Set task: Copy out the lines that include the word "không".

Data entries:
━━━━━━━━━━
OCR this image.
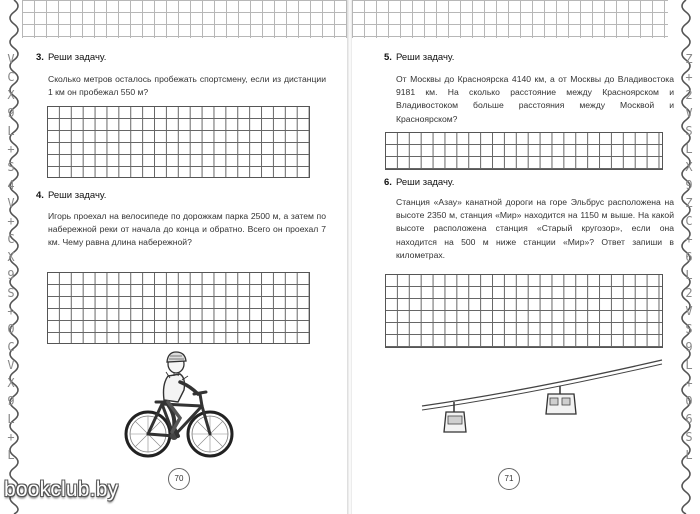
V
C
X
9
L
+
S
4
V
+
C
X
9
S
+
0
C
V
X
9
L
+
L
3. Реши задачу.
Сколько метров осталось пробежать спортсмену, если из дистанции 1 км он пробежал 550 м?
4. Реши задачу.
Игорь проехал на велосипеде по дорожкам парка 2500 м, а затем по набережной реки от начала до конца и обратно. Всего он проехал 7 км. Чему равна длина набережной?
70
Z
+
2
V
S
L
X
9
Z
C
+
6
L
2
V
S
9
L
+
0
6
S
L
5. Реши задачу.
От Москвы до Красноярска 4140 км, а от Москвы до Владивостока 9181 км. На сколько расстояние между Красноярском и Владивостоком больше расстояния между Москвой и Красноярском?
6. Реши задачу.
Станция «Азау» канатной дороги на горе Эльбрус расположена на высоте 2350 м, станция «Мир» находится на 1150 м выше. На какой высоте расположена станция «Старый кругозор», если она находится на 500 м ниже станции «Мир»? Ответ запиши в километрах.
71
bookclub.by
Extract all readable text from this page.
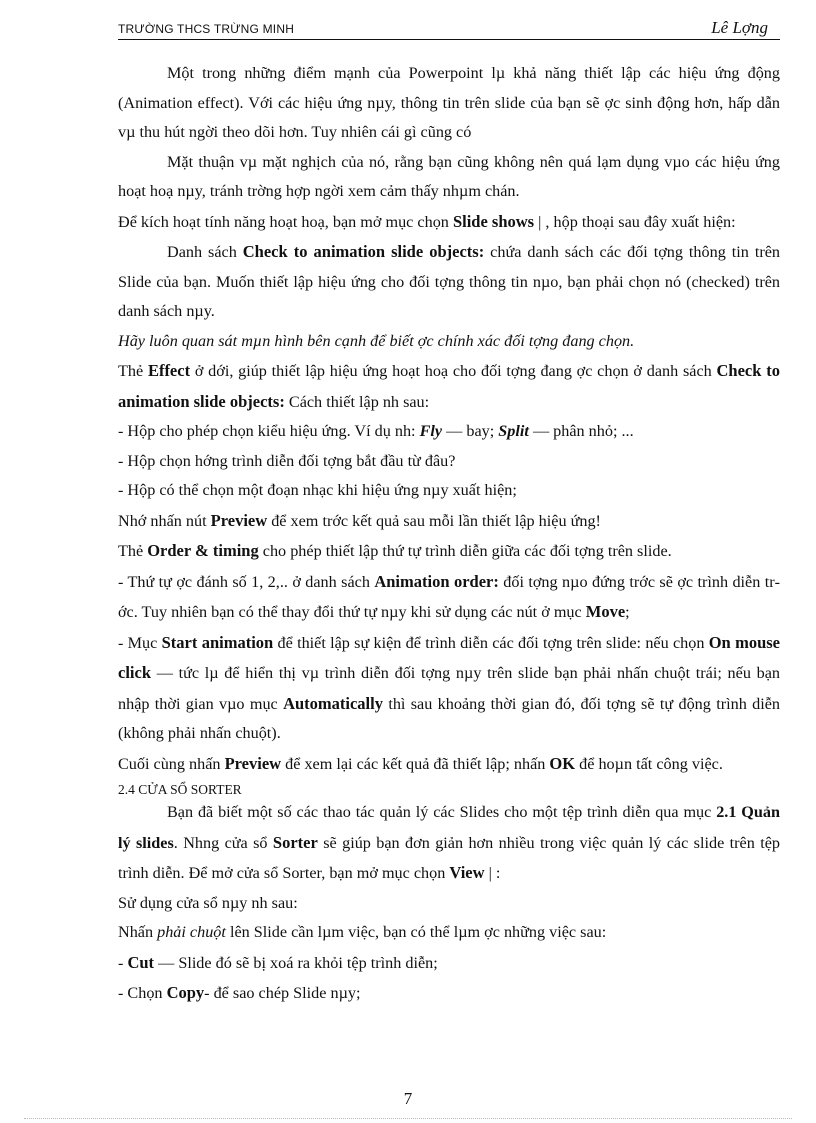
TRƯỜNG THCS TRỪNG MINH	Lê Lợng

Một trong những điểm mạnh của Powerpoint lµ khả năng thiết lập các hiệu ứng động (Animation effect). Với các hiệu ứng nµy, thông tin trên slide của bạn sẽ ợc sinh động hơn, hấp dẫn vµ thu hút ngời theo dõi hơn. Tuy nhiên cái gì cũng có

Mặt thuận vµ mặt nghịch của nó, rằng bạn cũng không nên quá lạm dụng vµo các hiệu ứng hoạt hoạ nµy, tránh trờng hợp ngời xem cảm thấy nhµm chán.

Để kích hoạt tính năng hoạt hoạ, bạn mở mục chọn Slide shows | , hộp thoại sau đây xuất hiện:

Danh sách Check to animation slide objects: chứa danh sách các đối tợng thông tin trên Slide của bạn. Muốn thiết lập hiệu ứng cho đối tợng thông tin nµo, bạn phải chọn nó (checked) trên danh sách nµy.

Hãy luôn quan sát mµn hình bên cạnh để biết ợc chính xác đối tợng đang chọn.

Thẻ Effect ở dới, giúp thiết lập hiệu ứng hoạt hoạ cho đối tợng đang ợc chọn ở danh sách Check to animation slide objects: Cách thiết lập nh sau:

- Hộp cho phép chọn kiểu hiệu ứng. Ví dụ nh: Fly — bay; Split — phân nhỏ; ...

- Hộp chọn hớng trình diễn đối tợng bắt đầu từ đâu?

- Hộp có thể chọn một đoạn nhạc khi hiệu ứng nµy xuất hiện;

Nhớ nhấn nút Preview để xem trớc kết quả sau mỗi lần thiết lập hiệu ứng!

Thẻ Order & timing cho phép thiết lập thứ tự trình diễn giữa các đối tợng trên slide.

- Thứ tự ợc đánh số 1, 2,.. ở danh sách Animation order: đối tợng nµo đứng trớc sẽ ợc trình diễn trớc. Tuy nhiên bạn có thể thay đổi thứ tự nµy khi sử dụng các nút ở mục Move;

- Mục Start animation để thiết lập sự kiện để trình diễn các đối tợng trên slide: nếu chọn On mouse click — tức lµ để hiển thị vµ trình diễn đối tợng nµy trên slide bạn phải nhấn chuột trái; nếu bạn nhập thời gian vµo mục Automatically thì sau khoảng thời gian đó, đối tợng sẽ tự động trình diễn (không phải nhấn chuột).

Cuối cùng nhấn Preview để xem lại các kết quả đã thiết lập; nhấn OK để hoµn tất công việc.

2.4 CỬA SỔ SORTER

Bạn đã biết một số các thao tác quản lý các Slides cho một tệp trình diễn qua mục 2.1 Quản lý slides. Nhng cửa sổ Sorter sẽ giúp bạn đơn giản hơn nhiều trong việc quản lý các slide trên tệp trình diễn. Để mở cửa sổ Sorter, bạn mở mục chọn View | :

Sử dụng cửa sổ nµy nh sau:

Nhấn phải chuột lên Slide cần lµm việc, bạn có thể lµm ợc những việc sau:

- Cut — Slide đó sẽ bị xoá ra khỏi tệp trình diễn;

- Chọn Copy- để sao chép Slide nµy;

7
━━━━━━━━━━
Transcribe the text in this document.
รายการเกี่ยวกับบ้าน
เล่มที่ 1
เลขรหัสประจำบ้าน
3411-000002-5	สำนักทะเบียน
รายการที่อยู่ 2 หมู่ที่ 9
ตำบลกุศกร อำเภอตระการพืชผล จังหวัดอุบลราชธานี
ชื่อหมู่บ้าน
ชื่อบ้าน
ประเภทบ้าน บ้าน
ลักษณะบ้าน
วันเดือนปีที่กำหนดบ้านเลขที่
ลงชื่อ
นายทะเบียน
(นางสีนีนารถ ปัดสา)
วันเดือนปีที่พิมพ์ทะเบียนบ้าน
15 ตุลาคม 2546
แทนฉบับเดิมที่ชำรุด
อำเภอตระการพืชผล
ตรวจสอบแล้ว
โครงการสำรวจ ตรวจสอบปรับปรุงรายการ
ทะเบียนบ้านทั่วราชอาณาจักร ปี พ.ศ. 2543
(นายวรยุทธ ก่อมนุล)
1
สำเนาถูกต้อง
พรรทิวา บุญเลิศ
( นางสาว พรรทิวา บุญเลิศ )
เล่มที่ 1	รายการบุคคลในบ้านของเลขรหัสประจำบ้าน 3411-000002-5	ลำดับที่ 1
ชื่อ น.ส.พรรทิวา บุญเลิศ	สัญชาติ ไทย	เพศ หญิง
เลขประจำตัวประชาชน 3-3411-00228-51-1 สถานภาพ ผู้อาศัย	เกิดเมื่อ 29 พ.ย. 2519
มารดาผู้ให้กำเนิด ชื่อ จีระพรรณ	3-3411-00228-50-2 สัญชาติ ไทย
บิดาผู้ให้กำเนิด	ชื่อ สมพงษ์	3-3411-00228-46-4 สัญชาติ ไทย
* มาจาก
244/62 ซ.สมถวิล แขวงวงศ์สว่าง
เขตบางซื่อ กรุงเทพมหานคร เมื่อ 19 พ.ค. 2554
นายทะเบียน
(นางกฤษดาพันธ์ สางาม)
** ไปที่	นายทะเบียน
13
━━━━━━━━━━
Written solution:
Mặt thuận vµ mặt nghịch của nó, rằng bạn cũng không nên quá lạm dụng vµo các hiệu ứng hoạt hoạ nµy, tránh trờng hợp ngời xem cảm thấy nhµm chán.
- Mục Start animation để thiết lập sự kiện để trình diễn các đối tợng trên slide: nếu chọn On mouse click — tức lµ để hiển thị vµ trình diễn đối tợng nµy trên slide bạn phải nhấn chuột trái; nếu bạn nhập thời gian vµo mục Automatically thì sau khoảng thời gian đó, đối tợng sẽ tự động trình diễn (không phải nhấn chuột).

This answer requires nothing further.